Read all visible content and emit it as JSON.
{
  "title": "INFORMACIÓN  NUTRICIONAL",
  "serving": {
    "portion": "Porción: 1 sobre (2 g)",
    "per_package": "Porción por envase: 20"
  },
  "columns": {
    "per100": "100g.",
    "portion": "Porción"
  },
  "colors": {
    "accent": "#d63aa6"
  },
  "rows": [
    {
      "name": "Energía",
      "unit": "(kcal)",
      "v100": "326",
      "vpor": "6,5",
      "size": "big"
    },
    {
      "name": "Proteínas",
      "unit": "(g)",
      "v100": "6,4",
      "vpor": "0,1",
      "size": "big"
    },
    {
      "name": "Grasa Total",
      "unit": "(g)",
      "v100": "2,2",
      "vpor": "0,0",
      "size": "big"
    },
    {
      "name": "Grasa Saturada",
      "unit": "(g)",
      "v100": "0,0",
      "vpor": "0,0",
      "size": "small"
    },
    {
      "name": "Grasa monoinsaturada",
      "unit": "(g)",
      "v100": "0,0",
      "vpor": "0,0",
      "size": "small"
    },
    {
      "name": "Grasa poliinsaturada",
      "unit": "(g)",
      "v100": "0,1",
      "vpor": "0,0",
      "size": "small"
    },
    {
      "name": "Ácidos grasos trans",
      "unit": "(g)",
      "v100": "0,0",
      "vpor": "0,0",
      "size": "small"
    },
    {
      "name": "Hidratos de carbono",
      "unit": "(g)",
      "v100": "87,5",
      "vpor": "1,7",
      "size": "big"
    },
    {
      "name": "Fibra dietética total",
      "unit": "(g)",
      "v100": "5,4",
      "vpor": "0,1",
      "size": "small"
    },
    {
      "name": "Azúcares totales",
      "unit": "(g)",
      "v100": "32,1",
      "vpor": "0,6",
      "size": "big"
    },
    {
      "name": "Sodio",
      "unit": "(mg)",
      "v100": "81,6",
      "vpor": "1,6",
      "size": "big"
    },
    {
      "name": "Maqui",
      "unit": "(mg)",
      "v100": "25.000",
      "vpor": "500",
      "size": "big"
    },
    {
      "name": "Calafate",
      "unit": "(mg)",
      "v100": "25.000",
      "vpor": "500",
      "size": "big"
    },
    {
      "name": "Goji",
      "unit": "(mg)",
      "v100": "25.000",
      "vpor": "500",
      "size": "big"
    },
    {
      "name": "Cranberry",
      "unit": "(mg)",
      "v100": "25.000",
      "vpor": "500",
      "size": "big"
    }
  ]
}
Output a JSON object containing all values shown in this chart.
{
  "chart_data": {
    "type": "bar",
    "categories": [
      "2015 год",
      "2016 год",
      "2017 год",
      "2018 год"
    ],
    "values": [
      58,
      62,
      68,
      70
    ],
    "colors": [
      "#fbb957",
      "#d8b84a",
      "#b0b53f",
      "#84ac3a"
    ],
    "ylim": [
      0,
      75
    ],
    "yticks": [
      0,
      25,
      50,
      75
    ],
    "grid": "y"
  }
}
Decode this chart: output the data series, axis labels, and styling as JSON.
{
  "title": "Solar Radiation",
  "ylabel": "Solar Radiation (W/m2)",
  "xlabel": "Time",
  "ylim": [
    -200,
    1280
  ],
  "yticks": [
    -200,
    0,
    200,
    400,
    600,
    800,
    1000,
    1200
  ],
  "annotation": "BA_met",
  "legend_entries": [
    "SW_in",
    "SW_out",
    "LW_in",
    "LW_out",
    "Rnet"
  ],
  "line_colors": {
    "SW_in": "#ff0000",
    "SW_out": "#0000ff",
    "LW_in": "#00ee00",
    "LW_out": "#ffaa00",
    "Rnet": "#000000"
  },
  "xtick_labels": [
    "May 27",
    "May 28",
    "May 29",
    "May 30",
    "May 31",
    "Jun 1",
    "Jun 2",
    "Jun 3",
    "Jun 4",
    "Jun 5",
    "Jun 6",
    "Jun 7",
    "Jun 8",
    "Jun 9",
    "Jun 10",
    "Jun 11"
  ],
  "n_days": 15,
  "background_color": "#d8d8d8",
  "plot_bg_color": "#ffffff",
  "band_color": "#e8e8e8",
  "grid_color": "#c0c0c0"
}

• **Goal**: Locate the line with "Decode this chart: output" in the entries above; extract it and every line after it, verbatim.

• **The output**:
Decode this chart: output the data series, axis labels, and styling as JSON.
{
  "title": "Solar Radiation",
  "ylabel": "Solar Radiation (W/m2)",
  "xlabel": "Time",
  "ylim": [
    -200,
    1280
  ],
  "yticks": [
    -200,
    0,
    200,
    400,
    600,
    800,
    1000,
    1200
  ],
  "annotation": "BA_met",
  "legend_entries": [
    "SW_in",
    "SW_out",
    "LW_in",
    "LW_out",
    "Rnet"
  ],
  "line_colors": {
    "SW_in": "#ff0000",
    "SW_out": "#0000ff",
    "LW_in": "#00ee00",
    "LW_out": "#ffaa00",
    "Rnet": "#000000"
  },
  "xtick_labels": [
    "May 27",
    "May 28",
    "May 29",
    "May 30",
    "May 31",
    "Jun 1",
    "Jun 2",
    "Jun 3",
    "Jun 4",
    "Jun 5",
    "Jun 6",
    "Jun 7",
    "Jun 8",
    "Jun 9",
    "Jun 10",
    "Jun 11"
  ],
  "n_days": 15,
  "background_color": "#d8d8d8",
  "plot_bg_color": "#ffffff",
  "band_color": "#e8e8e8",
  "grid_color": "#c0c0c0"
}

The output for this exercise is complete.